Exercise details:
Could you arrange the lines from the start of the records through the line holding "- series-line: [59, 148, 751, 354]", inclusive, as a numbered list, omitting any blank lines?

Region boundary data:

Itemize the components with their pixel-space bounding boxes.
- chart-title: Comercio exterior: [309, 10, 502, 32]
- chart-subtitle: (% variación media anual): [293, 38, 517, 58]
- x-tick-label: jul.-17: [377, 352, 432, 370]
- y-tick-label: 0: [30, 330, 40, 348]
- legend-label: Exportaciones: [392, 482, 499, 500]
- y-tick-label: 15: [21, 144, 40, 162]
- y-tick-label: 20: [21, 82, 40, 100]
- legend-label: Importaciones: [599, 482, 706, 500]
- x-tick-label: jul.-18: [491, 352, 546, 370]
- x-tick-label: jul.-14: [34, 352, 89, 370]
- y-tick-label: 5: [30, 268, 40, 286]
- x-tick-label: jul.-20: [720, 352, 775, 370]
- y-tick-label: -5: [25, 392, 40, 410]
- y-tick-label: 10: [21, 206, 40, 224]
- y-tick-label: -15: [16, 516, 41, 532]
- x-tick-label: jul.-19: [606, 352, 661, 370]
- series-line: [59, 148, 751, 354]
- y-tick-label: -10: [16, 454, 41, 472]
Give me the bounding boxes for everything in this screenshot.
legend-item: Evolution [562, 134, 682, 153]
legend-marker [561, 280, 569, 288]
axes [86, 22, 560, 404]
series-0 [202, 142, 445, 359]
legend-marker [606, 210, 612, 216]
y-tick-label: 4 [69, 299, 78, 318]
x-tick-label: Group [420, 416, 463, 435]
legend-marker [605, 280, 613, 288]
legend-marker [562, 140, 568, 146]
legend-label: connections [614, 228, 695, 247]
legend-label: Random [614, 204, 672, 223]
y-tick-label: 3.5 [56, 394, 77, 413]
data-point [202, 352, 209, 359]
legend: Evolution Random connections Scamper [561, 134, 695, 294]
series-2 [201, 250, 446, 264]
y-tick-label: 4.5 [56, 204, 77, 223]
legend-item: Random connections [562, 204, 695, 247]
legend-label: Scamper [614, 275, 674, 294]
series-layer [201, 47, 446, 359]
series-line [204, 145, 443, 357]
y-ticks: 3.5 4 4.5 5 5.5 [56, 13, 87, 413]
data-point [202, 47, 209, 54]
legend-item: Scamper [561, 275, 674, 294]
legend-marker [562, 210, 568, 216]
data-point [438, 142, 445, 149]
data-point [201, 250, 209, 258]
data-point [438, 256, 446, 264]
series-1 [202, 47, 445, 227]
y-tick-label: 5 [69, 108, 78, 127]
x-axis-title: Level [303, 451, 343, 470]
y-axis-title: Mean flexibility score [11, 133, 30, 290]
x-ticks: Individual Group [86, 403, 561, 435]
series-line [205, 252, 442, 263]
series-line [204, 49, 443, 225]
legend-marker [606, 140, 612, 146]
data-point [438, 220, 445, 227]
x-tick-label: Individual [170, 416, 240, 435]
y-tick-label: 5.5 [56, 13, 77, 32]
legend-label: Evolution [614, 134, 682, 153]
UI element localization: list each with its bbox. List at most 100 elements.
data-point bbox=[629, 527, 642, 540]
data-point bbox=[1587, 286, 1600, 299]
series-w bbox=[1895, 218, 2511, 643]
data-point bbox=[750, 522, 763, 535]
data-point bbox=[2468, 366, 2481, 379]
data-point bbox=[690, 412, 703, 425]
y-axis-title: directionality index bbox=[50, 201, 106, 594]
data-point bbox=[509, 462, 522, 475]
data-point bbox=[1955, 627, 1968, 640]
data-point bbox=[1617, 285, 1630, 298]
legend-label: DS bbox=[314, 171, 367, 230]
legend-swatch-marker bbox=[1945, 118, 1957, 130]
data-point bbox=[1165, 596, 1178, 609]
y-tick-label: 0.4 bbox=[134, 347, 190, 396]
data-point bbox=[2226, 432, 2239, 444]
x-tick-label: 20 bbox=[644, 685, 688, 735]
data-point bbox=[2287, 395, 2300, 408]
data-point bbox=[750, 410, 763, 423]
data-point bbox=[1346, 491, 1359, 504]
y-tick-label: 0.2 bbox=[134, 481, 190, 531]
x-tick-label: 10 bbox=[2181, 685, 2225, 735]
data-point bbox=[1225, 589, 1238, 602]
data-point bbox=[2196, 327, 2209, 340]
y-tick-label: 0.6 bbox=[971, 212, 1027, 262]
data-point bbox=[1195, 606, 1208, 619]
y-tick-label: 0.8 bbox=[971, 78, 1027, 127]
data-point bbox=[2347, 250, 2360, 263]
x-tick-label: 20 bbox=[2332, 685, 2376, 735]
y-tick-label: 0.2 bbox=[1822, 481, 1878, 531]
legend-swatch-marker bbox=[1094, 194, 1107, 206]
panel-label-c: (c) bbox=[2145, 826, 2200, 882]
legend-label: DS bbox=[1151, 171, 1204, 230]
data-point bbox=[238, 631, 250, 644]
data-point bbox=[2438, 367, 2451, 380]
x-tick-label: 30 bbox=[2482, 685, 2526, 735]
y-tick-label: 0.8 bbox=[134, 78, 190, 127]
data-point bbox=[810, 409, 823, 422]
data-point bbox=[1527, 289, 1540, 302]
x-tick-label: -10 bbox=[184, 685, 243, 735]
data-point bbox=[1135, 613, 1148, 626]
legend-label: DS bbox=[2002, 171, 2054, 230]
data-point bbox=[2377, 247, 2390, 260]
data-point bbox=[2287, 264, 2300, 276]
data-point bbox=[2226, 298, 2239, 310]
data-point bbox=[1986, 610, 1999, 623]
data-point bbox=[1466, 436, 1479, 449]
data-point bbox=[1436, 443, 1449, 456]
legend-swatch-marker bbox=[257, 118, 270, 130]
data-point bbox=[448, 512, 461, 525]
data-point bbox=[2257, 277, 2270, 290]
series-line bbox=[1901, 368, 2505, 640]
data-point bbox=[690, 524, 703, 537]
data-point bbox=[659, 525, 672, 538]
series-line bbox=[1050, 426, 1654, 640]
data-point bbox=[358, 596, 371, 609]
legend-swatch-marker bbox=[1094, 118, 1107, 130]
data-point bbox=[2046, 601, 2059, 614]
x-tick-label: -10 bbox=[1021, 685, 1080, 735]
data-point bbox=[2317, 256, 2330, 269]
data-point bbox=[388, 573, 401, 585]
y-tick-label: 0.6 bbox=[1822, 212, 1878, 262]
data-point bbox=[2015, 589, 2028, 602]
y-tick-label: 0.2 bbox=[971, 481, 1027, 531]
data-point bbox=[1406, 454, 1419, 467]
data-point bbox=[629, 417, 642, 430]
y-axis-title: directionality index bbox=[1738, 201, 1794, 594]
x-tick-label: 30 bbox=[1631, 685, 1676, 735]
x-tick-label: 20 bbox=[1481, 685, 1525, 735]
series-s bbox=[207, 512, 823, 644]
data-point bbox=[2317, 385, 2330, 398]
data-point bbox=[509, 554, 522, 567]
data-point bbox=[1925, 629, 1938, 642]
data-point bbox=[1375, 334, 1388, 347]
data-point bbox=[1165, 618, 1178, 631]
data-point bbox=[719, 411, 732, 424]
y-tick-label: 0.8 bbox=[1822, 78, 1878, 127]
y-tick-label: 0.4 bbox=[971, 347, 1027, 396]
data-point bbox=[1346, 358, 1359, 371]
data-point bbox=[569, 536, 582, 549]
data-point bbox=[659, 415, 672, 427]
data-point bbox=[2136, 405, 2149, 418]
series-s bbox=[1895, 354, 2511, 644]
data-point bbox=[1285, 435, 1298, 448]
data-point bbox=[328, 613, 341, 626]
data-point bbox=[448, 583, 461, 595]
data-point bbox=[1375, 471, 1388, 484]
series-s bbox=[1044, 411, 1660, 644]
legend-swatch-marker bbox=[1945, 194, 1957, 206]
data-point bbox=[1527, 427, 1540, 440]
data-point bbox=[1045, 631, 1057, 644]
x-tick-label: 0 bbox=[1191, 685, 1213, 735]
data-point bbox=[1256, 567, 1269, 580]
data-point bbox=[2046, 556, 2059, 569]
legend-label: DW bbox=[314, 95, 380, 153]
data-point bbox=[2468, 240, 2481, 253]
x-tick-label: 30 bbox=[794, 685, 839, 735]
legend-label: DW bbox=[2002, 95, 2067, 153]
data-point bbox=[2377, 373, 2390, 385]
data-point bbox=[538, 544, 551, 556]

Written solution:
1. Itemize the components with their pixel-space bounding boxes.
2. - chart-title: Comercio exterior: [309, 10, 502, 32]
3. - chart-subtitle: (% variación media anual): [293, 38, 517, 58]
4. - x-tick-label: jul.-17: [377, 352, 432, 370]
5. - y-tick-label: 0: [30, 330, 40, 348]
6. - legend-label: Exportaciones: [392, 482, 499, 500]
7. - y-tick-label: 15: [21, 144, 40, 162]
8. - y-tick-label: 20: [21, 82, 40, 100]
9. - legend-label: Importaciones: [599, 482, 706, 500]
10. - x-tick-label: jul.-18: [491, 352, 546, 370]
11. - x-tick-label: jul.-14: [34, 352, 89, 370]
12. - y-tick-label: 5: [30, 268, 40, 286]
13. - x-tick-label: jul.-20: [720, 352, 775, 370]
14. - y-tick-label: -5: [25, 392, 40, 410]
15. - y-tick-label: 10: [21, 206, 40, 224]
16. - y-tick-label: -15: [16, 516, 41, 532]
17. - x-tick-label: jul.-19: [606, 352, 661, 370]
18. - series-line: [59, 148, 751, 354]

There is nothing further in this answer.